— WORK INSTRUCTIONS —
Where does the string "title" appear in the records? Copy every line that contains it.

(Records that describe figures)
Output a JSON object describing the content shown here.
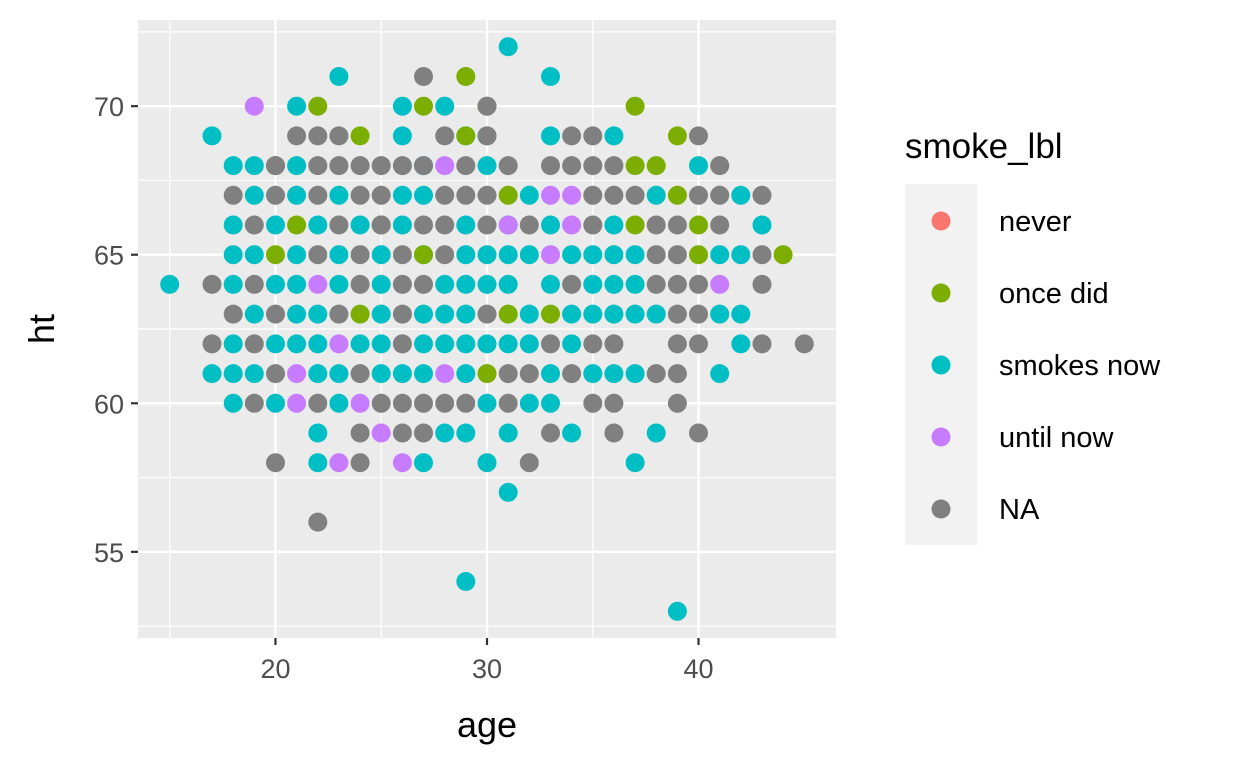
{
  "chart_data": {
    "type": "scatter",
    "xlabel": "age",
    "ylabel": "ht",
    "xlim": [
      13.5,
      46.5
    ],
    "ylim": [
      52.1,
      72.9
    ],
    "x_ticks": [
      20,
      30,
      40
    ],
    "y_ticks": [
      55,
      60,
      65,
      70
    ],
    "grid": true,
    "legend": {
      "title": "smoke_lbl",
      "placement": "right",
      "entries": [
        "never",
        "once did",
        "smokes now",
        "until now",
        "NA"
      ]
    },
    "colors": {
      "never": "#F8766D",
      "once did": "#7CAE00",
      "smokes now": "#00BFC4",
      "until now": "#C77CFF",
      "NA": "#808080",
      "panel": "#EBEBEB",
      "grid": "#FFFFFF"
    },
    "series": [
      {
        "name": "smokes now",
        "points": [
          [
            31,
            72
          ],
          [
            23,
            71
          ],
          [
            33,
            71
          ],
          [
            21,
            70
          ],
          [
            26,
            70
          ],
          [
            28,
            70
          ],
          [
            17,
            69
          ],
          [
            26,
            69
          ],
          [
            29,
            69
          ],
          [
            30,
            69
          ],
          [
            33,
            69
          ],
          [
            36,
            69
          ],
          [
            18,
            68
          ],
          [
            19,
            68
          ],
          [
            21,
            68
          ],
          [
            27,
            68
          ],
          [
            30,
            68
          ],
          [
            40,
            68
          ],
          [
            19,
            67
          ],
          [
            21,
            67
          ],
          [
            23,
            67
          ],
          [
            26,
            67
          ],
          [
            27,
            67
          ],
          [
            32,
            67
          ],
          [
            38,
            67
          ],
          [
            42,
            67
          ],
          [
            18,
            66
          ],
          [
            20,
            66
          ],
          [
            22,
            66
          ],
          [
            24,
            66
          ],
          [
            26,
            66
          ],
          [
            29,
            66
          ],
          [
            31,
            66
          ],
          [
            33,
            66
          ],
          [
            36,
            66
          ],
          [
            43,
            66
          ],
          [
            18,
            65
          ],
          [
            19,
            65
          ],
          [
            21,
            65
          ],
          [
            23,
            65
          ],
          [
            25,
            65
          ],
          [
            27,
            65
          ],
          [
            29,
            65
          ],
          [
            30,
            65
          ],
          [
            31,
            65
          ],
          [
            32,
            65
          ],
          [
            34,
            65
          ],
          [
            35,
            65
          ],
          [
            36,
            65
          ],
          [
            37,
            65
          ],
          [
            41,
            65
          ],
          [
            42,
            65
          ],
          [
            15,
            64
          ],
          [
            18,
            64
          ],
          [
            20,
            64
          ],
          [
            21,
            64
          ],
          [
            23,
            64
          ],
          [
            25,
            64
          ],
          [
            28,
            64
          ],
          [
            29,
            64
          ],
          [
            30,
            64
          ],
          [
            31,
            64
          ],
          [
            33,
            64
          ],
          [
            35,
            64
          ],
          [
            36,
            64
          ],
          [
            37,
            64
          ],
          [
            19,
            63
          ],
          [
            21,
            63
          ],
          [
            22,
            63
          ],
          [
            25,
            63
          ],
          [
            27,
            63
          ],
          [
            28,
            63
          ],
          [
            29,
            63
          ],
          [
            32,
            63
          ],
          [
            34,
            63
          ],
          [
            35,
            63
          ],
          [
            36,
            63
          ],
          [
            37,
            63
          ],
          [
            38,
            63
          ],
          [
            41,
            63
          ],
          [
            42,
            63
          ],
          [
            18,
            62
          ],
          [
            20,
            62
          ],
          [
            21,
            62
          ],
          [
            22,
            62
          ],
          [
            24,
            62
          ],
          [
            25,
            62
          ],
          [
            27,
            62
          ],
          [
            28,
            62
          ],
          [
            29,
            62
          ],
          [
            30,
            62
          ],
          [
            31,
            62
          ],
          [
            32,
            62
          ],
          [
            34,
            62
          ],
          [
            42,
            62
          ],
          [
            17,
            61
          ],
          [
            18,
            61
          ],
          [
            19,
            61
          ],
          [
            22,
            61
          ],
          [
            23,
            61
          ],
          [
            25,
            61
          ],
          [
            26,
            61
          ],
          [
            27,
            61
          ],
          [
            29,
            61
          ],
          [
            33,
            61
          ],
          [
            35,
            61
          ],
          [
            36,
            61
          ],
          [
            37,
            61
          ],
          [
            41,
            61
          ],
          [
            18,
            60
          ],
          [
            20,
            60
          ],
          [
            23,
            60
          ],
          [
            30,
            60
          ],
          [
            32,
            60
          ],
          [
            33,
            60
          ],
          [
            22,
            59
          ],
          [
            28,
            59
          ],
          [
            29,
            59
          ],
          [
            31,
            59
          ],
          [
            34,
            59
          ],
          [
            38,
            59
          ],
          [
            22,
            58
          ],
          [
            27,
            58
          ],
          [
            30,
            58
          ],
          [
            37,
            58
          ],
          [
            31,
            57
          ],
          [
            29,
            54
          ],
          [
            39,
            53
          ]
        ]
      },
      {
        "name": "once did",
        "points": [
          [
            29,
            71
          ],
          [
            22,
            70
          ],
          [
            27,
            70
          ],
          [
            30,
            70
          ],
          [
            37,
            70
          ],
          [
            24,
            69
          ],
          [
            29,
            69
          ],
          [
            39,
            69
          ],
          [
            20,
            68
          ],
          [
            37,
            68
          ],
          [
            38,
            68
          ],
          [
            31,
            67
          ],
          [
            39,
            67
          ],
          [
            21,
            66
          ],
          [
            25,
            66
          ],
          [
            37,
            66
          ],
          [
            40,
            66
          ],
          [
            20,
            65
          ],
          [
            27,
            65
          ],
          [
            40,
            65
          ],
          [
            44,
            65
          ],
          [
            24,
            63
          ],
          [
            31,
            63
          ],
          [
            33,
            63
          ],
          [
            30,
            61
          ]
        ]
      },
      {
        "name": "until now",
        "points": [
          [
            19,
            70
          ],
          [
            28,
            68
          ],
          [
            33,
            67
          ],
          [
            34,
            67
          ],
          [
            31,
            66
          ],
          [
            34,
            66
          ],
          [
            33,
            65
          ],
          [
            22,
            64
          ],
          [
            41,
            64
          ],
          [
            23,
            62
          ],
          [
            26,
            62
          ],
          [
            21,
            61
          ],
          [
            28,
            61
          ],
          [
            21,
            60
          ],
          [
            24,
            60
          ],
          [
            25,
            59
          ],
          [
            23,
            58
          ],
          [
            26,
            58
          ]
        ]
      },
      {
        "name": "NA",
        "points": [
          [
            27,
            71
          ],
          [
            30,
            70
          ],
          [
            21,
            69
          ],
          [
            22,
            69
          ],
          [
            23,
            69
          ],
          [
            28,
            69
          ],
          [
            30,
            69
          ],
          [
            34,
            69
          ],
          [
            35,
            69
          ],
          [
            40,
            69
          ],
          [
            20,
            68
          ],
          [
            22,
            68
          ],
          [
            23,
            68
          ],
          [
            24,
            68
          ],
          [
            25,
            68
          ],
          [
            26,
            68
          ],
          [
            27,
            68
          ],
          [
            29,
            68
          ],
          [
            31,
            68
          ],
          [
            33,
            68
          ],
          [
            34,
            68
          ],
          [
            35,
            68
          ],
          [
            36,
            68
          ],
          [
            41,
            68
          ],
          [
            18,
            67
          ],
          [
            20,
            67
          ],
          [
            22,
            67
          ],
          [
            24,
            67
          ],
          [
            25,
            67
          ],
          [
            28,
            67
          ],
          [
            29,
            67
          ],
          [
            30,
            67
          ],
          [
            35,
            67
          ],
          [
            36,
            67
          ],
          [
            37,
            67
          ],
          [
            40,
            67
          ],
          [
            41,
            67
          ],
          [
            43,
            67
          ],
          [
            19,
            66
          ],
          [
            23,
            66
          ],
          [
            25,
            66
          ],
          [
            27,
            66
          ],
          [
            28,
            66
          ],
          [
            30,
            66
          ],
          [
            32,
            66
          ],
          [
            35,
            66
          ],
          [
            38,
            66
          ],
          [
            39,
            66
          ],
          [
            41,
            66
          ],
          [
            22,
            65
          ],
          [
            24,
            65
          ],
          [
            26,
            65
          ],
          [
            28,
            65
          ],
          [
            38,
            65
          ],
          [
            39,
            65
          ],
          [
            43,
            65
          ],
          [
            17,
            64
          ],
          [
            19,
            64
          ],
          [
            24,
            64
          ],
          [
            26,
            64
          ],
          [
            27,
            64
          ],
          [
            34,
            64
          ],
          [
            38,
            64
          ],
          [
            39,
            64
          ],
          [
            40,
            64
          ],
          [
            43,
            64
          ],
          [
            18,
            63
          ],
          [
            20,
            63
          ],
          [
            23,
            63
          ],
          [
            26,
            63
          ],
          [
            30,
            63
          ],
          [
            39,
            63
          ],
          [
            40,
            63
          ],
          [
            17,
            62
          ],
          [
            19,
            62
          ],
          [
            26,
            62
          ],
          [
            33,
            62
          ],
          [
            35,
            62
          ],
          [
            36,
            62
          ],
          [
            39,
            62
          ],
          [
            40,
            62
          ],
          [
            43,
            62
          ],
          [
            45,
            62
          ],
          [
            20,
            61
          ],
          [
            24,
            61
          ],
          [
            31,
            61
          ],
          [
            32,
            61
          ],
          [
            34,
            61
          ],
          [
            38,
            61
          ],
          [
            39,
            61
          ],
          [
            19,
            60
          ],
          [
            22,
            60
          ],
          [
            25,
            60
          ],
          [
            26,
            60
          ],
          [
            27,
            60
          ],
          [
            28,
            60
          ],
          [
            29,
            60
          ],
          [
            31,
            60
          ],
          [
            35,
            60
          ],
          [
            36,
            60
          ],
          [
            39,
            60
          ],
          [
            24,
            59
          ],
          [
            26,
            59
          ],
          [
            27,
            59
          ],
          [
            33,
            59
          ],
          [
            36,
            59
          ],
          [
            40,
            59
          ],
          [
            20,
            58
          ],
          [
            24,
            58
          ],
          [
            32,
            58
          ],
          [
            22,
            56
          ]
        ]
      }
    ]
  }
}
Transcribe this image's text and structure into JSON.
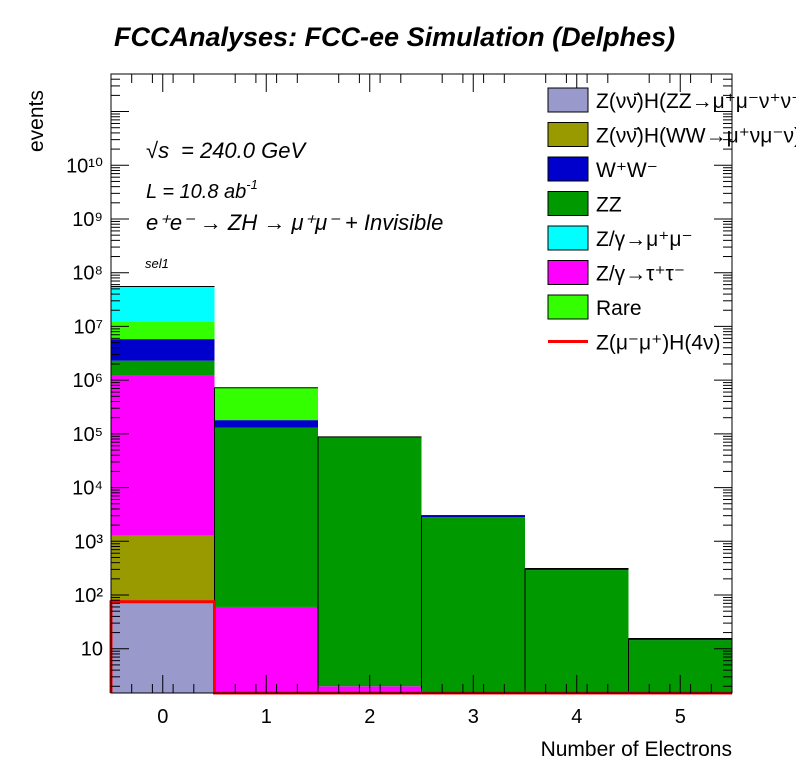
{
  "header": {
    "title": "FCCAnalyses: FCC-ee Simulation (Delphes)"
  },
  "annotations": {
    "sqrt_s": "= 240.0 GeV",
    "sqrt_s_symbol": "√s",
    "luminosity_prefix": "L = 10.8 ab",
    "luminosity_exponent": "-1",
    "process": "e⁺e⁻ → ZH → μ⁺μ⁻ + Invisible",
    "selection": "sel1"
  },
  "chart_data": {
    "type": "bar",
    "stacked": true,
    "log_y": true,
    "xlabel": "Number of Electrons",
    "ylabel": "events",
    "xlim": [
      -0.5,
      5.5
    ],
    "ylim": [
      1.5,
      500000000000
    ],
    "x_bin_centers": [
      0,
      1,
      2,
      3,
      4,
      5
    ],
    "x_tick_labels": [
      "0",
      "1",
      "2",
      "3",
      "4",
      "5"
    ],
    "y_tick_labels": [
      "10",
      "10²",
      "10³",
      "10⁴",
      "10⁵",
      "10⁶",
      "10⁷",
      "10⁸",
      "10⁹",
      "10¹⁰"
    ],
    "series": [
      {
        "name": "Z(νν̄)H(ZZ→μ⁺μ⁻ν⁺ν⁻)",
        "color": "#9999cc",
        "values": [
          70,
          0,
          0,
          0,
          0,
          0
        ]
      },
      {
        "name": "Z(νν̄)H(WW→μ⁺νμ⁻ν)",
        "color": "#999900",
        "values": [
          1200,
          0,
          0,
          0,
          0,
          0
        ]
      },
      {
        "name": "Rare",
        "color": "#33ff00",
        "values": [
          0,
          0,
          0,
          0,
          0,
          0
        ]
      },
      {
        "name": "Z/γ→τ⁺τ⁻",
        "color": "#ff00ff",
        "values": [
          1200000,
          60,
          2,
          1.5,
          1.5,
          1.5
        ]
      },
      {
        "name": "ZZ",
        "color": "#009900",
        "values": [
          1100000,
          130000,
          85000,
          2800,
          290,
          13
        ]
      },
      {
        "name": "W⁺W⁻",
        "color": "#0000cc",
        "values": [
          3500000,
          50000,
          3000,
          200,
          20,
          1
        ]
      },
      {
        "name": "Z/γ→μ⁺μ⁻",
        "color": "#00ffff",
        "values": [
          0,
          0,
          0,
          0,
          0,
          0
        ]
      },
      {
        "name": "Rare",
        "color": "#33ff00",
        "values": [
          6500000,
          540000,
          0,
          0,
          0,
          0
        ]
      },
      {
        "name": "Z/γ→μ⁺μ⁻",
        "color": "#00ffff",
        "values": [
          43000000,
          0,
          0,
          0,
          0,
          0
        ]
      }
    ],
    "signal": {
      "name": "Z(μ⁻μ⁺)H(4ν)",
      "color": "#ff0000",
      "values": [
        75,
        1.5,
        1.5,
        1.5,
        1.5,
        1.5
      ]
    },
    "legend": {
      "position": "top-right",
      "entries": [
        {
          "label": "Z(νν̄)H(ZZ→μ⁺μ⁻ν⁺ν⁻)",
          "color": "#9999cc",
          "kind": "box"
        },
        {
          "label": "Z(νν̄)H(WW→μ⁺νμ⁻ν)",
          "color": "#999900",
          "kind": "box"
        },
        {
          "label": "W⁺W⁻",
          "color": "#0000cc",
          "kind": "box"
        },
        {
          "label": "ZZ",
          "color": "#009900",
          "kind": "box"
        },
        {
          "label": "Z/γ→μ⁺μ⁻",
          "color": "#00ffff",
          "kind": "box"
        },
        {
          "label": "Z/γ→τ⁺τ⁻",
          "color": "#ff00ff",
          "kind": "box"
        },
        {
          "label": "Rare",
          "color": "#33ff00",
          "kind": "box"
        },
        {
          "label": "Z(μ⁻μ⁺)H(4ν)",
          "color": "#ff0000",
          "kind": "line"
        }
      ]
    },
    "grid": false
  }
}
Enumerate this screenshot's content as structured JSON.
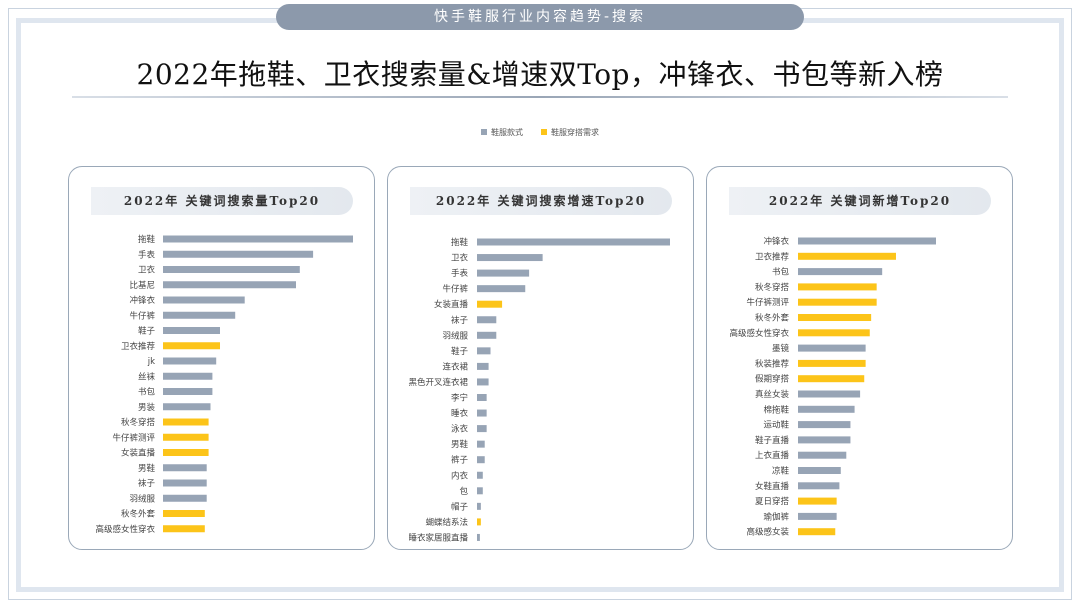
{
  "banner": "快手鞋服行业内容趋势-搜索",
  "headline": "2022年拖鞋、卫衣搜索量&增速双Top，冲锋衣、书包等新入榜",
  "legend": [
    {
      "label": "鞋服款式",
      "color": "#97a4b5"
    },
    {
      "label": "鞋服穿搭需求",
      "color": "#fcc419"
    }
  ],
  "colors": {
    "style": "#97a4b5",
    "demand": "#fcc419"
  },
  "chart_data": [
    {
      "type": "bar",
      "orientation": "horizontal",
      "title": "2022年 关键词搜索量Top20",
      "categories": [
        "拖鞋",
        "手表",
        "卫衣",
        "比基尼",
        "冲锋衣",
        "牛仔裤",
        "鞋子",
        "卫衣推荐",
        "jk",
        "丝袜",
        "书包",
        "男装",
        "秋冬穿搭",
        "牛仔裤测评",
        "女装直播",
        "男鞋",
        "袜子",
        "羽绒服",
        "秋冬外套",
        "高级感女性穿衣"
      ],
      "values": [
        100,
        79,
        72,
        70,
        43,
        38,
        30,
        30,
        28,
        26,
        26,
        25,
        24,
        24,
        24,
        23,
        23,
        23,
        22,
        22
      ],
      "groups": [
        "style",
        "style",
        "style",
        "style",
        "style",
        "style",
        "style",
        "demand",
        "style",
        "style",
        "style",
        "style",
        "demand",
        "demand",
        "demand",
        "style",
        "style",
        "style",
        "demand",
        "demand"
      ]
    },
    {
      "type": "bar",
      "orientation": "horizontal",
      "title": "2022年 关键词搜索增速Top20",
      "categories": [
        "拖鞋",
        "卫衣",
        "手表",
        "牛仔裤",
        "女装直播",
        "袜子",
        "羽绒服",
        "鞋子",
        "连衣裙",
        "黑色开叉连衣裙",
        "李宁",
        "睡衣",
        "泳衣",
        "男鞋",
        "裤子",
        "内衣",
        "包",
        "帽子",
        "蝴蝶结系法",
        "睡衣家居服直播"
      ],
      "values": [
        100,
        34,
        27,
        25,
        13,
        10,
        10,
        7,
        6,
        6,
        5,
        5,
        5,
        4,
        4,
        3,
        3,
        2,
        2,
        1.5
      ],
      "groups": [
        "style",
        "style",
        "style",
        "style",
        "demand",
        "style",
        "style",
        "style",
        "style",
        "style",
        "style",
        "style",
        "style",
        "style",
        "style",
        "style",
        "style",
        "style",
        "demand",
        "style"
      ]
    },
    {
      "type": "bar",
      "orientation": "horizontal",
      "title": "2022年 关键词新增Top20",
      "categories": [
        "冲锋衣",
        "卫衣推荐",
        "书包",
        "秋冬穿搭",
        "牛仔裤测评",
        "秋冬外套",
        "高级感女性穿衣",
        "墨镜",
        "秋装推荐",
        "假期穿搭",
        "真丝女装",
        "棉拖鞋",
        "运动鞋",
        "鞋子直播",
        "上衣直播",
        "凉鞋",
        "女鞋直播",
        "夏日穿搭",
        "瑜伽裤",
        "高级感女装"
      ],
      "values": [
        100,
        71,
        61,
        57,
        57,
        53,
        52,
        49,
        49,
        48,
        45,
        41,
        38,
        38,
        35,
        31,
        30,
        28,
        28,
        27
      ],
      "groups": [
        "style",
        "demand",
        "style",
        "demand",
        "demand",
        "demand",
        "demand",
        "style",
        "demand",
        "demand",
        "style",
        "style",
        "style",
        "style",
        "style",
        "style",
        "style",
        "demand",
        "style",
        "demand"
      ]
    }
  ]
}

— RESPONSE —
      "title": "smoke_lbl",
    "title": "FCCAnalyses: FCC-ee Simulation (Delphes)"
      "title": "2022年 关键词搜索量Top20",
      "title": "2022年 关键词搜索增速Top20",
      "title": "2022年 关键词新增Top20",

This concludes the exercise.